AIM
Extract all lines that hold the string "jumlah".

(Stored data)
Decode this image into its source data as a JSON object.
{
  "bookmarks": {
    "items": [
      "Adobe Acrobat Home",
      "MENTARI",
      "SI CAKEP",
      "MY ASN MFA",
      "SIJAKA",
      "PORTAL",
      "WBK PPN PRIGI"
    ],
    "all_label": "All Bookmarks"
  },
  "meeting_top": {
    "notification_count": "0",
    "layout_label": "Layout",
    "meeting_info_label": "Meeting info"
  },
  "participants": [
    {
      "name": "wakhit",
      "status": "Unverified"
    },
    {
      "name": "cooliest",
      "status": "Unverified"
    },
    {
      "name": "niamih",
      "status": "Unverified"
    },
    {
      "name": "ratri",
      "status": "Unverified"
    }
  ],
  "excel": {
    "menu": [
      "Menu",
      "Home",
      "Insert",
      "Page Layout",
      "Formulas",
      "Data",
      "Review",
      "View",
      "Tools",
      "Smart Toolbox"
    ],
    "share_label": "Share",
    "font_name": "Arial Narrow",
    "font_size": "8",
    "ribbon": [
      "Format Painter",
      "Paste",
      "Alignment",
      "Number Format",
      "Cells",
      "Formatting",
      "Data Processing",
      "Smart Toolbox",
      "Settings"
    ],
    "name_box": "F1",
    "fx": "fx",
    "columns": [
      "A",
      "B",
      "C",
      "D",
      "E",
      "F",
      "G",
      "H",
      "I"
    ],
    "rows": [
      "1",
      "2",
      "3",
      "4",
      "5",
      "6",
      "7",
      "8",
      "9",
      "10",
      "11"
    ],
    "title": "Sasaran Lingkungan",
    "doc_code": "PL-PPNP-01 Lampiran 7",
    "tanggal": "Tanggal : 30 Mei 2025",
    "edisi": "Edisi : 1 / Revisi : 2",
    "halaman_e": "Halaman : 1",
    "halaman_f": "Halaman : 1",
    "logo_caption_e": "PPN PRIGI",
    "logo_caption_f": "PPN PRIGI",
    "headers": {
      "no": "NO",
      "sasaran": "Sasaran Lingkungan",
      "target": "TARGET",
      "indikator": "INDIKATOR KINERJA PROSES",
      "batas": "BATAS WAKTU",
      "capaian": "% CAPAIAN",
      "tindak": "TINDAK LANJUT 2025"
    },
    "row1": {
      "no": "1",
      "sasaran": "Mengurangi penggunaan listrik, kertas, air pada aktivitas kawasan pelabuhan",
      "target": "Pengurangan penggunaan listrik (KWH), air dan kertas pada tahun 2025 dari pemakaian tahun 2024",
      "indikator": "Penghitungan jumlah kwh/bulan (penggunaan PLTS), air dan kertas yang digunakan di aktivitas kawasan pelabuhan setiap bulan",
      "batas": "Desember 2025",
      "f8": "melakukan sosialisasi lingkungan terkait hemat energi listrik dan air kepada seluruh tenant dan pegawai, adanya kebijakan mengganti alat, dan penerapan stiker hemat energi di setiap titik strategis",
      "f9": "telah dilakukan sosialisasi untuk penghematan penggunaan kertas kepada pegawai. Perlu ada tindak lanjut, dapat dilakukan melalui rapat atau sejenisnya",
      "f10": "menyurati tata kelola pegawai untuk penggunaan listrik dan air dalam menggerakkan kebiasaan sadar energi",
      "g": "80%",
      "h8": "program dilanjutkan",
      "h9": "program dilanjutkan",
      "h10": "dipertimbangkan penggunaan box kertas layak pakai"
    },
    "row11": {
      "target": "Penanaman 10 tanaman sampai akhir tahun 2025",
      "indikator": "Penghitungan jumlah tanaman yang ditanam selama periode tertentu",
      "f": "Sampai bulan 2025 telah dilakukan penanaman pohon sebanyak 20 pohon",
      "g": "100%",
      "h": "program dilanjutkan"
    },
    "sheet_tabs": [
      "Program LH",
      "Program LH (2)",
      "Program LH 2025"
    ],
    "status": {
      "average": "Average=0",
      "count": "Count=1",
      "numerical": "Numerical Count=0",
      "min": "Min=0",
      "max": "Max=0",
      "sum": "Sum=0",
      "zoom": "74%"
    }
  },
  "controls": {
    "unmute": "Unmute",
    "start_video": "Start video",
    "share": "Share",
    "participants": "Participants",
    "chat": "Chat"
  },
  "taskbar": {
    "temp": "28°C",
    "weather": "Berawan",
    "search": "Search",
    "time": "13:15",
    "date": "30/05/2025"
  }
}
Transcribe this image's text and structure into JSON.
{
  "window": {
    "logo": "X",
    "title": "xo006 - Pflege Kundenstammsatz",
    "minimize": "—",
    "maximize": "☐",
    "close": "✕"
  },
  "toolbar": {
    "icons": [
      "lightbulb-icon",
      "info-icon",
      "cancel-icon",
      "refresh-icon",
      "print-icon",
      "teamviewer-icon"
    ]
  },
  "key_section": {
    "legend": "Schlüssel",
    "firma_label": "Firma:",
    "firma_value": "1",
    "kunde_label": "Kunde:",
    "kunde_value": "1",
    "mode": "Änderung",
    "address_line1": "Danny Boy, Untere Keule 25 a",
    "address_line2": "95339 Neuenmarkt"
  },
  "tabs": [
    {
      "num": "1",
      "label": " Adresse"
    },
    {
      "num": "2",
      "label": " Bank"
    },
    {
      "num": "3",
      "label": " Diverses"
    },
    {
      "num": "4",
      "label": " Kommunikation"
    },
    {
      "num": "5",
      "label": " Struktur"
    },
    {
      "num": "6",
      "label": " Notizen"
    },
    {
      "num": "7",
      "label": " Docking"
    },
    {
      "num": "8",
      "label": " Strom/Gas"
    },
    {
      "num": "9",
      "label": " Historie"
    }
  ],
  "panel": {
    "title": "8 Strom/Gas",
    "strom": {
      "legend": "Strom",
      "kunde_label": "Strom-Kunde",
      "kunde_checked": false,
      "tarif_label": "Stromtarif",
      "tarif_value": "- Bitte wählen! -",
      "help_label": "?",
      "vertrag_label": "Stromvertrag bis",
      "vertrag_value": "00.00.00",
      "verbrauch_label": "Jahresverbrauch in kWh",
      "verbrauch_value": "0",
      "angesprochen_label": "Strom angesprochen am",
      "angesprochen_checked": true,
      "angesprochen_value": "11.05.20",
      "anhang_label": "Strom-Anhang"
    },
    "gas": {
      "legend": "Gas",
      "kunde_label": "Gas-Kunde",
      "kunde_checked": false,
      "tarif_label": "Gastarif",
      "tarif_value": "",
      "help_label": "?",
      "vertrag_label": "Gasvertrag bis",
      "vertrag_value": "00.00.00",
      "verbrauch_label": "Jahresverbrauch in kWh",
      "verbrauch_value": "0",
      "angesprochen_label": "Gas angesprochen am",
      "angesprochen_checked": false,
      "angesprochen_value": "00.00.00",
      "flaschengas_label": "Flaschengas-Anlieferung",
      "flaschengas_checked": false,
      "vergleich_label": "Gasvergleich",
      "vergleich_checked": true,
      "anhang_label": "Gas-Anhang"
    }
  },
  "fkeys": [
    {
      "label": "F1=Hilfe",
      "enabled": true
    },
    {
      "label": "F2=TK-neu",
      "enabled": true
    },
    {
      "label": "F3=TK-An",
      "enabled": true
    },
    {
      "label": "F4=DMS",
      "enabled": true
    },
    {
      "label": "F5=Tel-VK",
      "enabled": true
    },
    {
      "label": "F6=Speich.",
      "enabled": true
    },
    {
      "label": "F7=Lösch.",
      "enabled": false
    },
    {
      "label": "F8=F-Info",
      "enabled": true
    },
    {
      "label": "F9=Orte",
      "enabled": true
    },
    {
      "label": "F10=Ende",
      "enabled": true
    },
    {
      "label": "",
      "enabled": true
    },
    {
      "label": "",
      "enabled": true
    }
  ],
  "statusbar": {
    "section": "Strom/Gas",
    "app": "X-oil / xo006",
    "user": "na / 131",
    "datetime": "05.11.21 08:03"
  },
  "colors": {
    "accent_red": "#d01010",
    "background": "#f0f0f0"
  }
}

RESPONSE TO THIS TASK
      "indikator": "Penghitungan jumlah kwh/bulan (penggunaan PLTS), air dan kertas yang digunakan di aktivitas kawasan pelabuhan setiap bulan",
      "indikator": "Penghitungan jumlah tanaman yang ditanam selama periode tertentu",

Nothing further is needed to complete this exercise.